TASK BRIEF: Repeat the material verbatim. Images are excluded from the copy.

Dataset excerpts:
_____

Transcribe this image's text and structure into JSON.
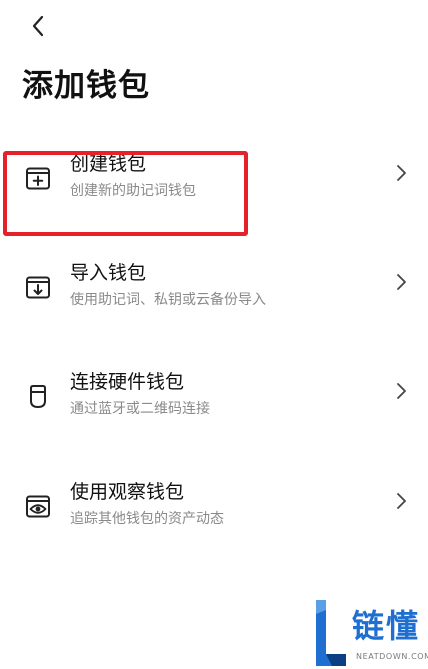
{
  "header": {
    "back_icon": "chevron-left-icon",
    "title": "添加钱包"
  },
  "menu": {
    "items": [
      {
        "key": "create",
        "icon": "folder-plus-icon",
        "title": "创建钱包",
        "subtitle": "创建新的助记词钱包",
        "highlighted": true
      },
      {
        "key": "import",
        "icon": "folder-import-icon",
        "title": "导入钱包",
        "subtitle": "使用助记词、私钥或云备份导入"
      },
      {
        "key": "hardware",
        "icon": "hardware-wallet-icon",
        "title": "连接硬件钱包",
        "subtitle": "通过蓝牙或二维码连接"
      },
      {
        "key": "watch",
        "icon": "eye-icon",
        "title": "使用观察钱包",
        "subtitle": "追踪其他钱包的资产动态"
      }
    ],
    "chevron_icon": "chevron-right-icon"
  },
  "annotation": {
    "highlight_color": "#e5222a"
  },
  "watermark": {
    "brand": "链懂",
    "url": "NEATDOWN.COM",
    "brand_color": "#1f6fd0"
  }
}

_____

OUTPUT BELOW:
Transcribe this image's text and structure into JSON.
{
  "header": {
    "back_icon": "chevron-left-icon",
    "title": "添加钱包"
  },
  "menu": {
    "items": [
      {
        "key": "create",
        "icon": "folder-plus-icon",
        "title": "创建钱包",
        "subtitle": "创建新的助记词钱包",
        "highlighted": true
      },
      {
        "key": "import",
        "icon": "folder-import-icon",
        "title": "导入钱包",
        "subtitle": "使用助记词、私钥或云备份导入"
      },
      {
        "key": "hardware",
        "icon": "hardware-wallet-icon",
        "title": "连接硬件钱包",
        "subtitle": "通过蓝牙或二维码连接"
      },
      {
        "key": "watch",
        "icon": "eye-icon",
        "title": "使用观察钱包",
        "subtitle": "追踪其他钱包的资产动态"
      }
    ],
    "chevron_icon": "chevron-right-icon"
  },
  "annotation": {
    "highlight_color": "#e5222a"
  },
  "watermark": {
    "brand": "链懂",
    "url": "NEATDOWN.COM",
    "brand_color": "#1f6fd0"
  }
}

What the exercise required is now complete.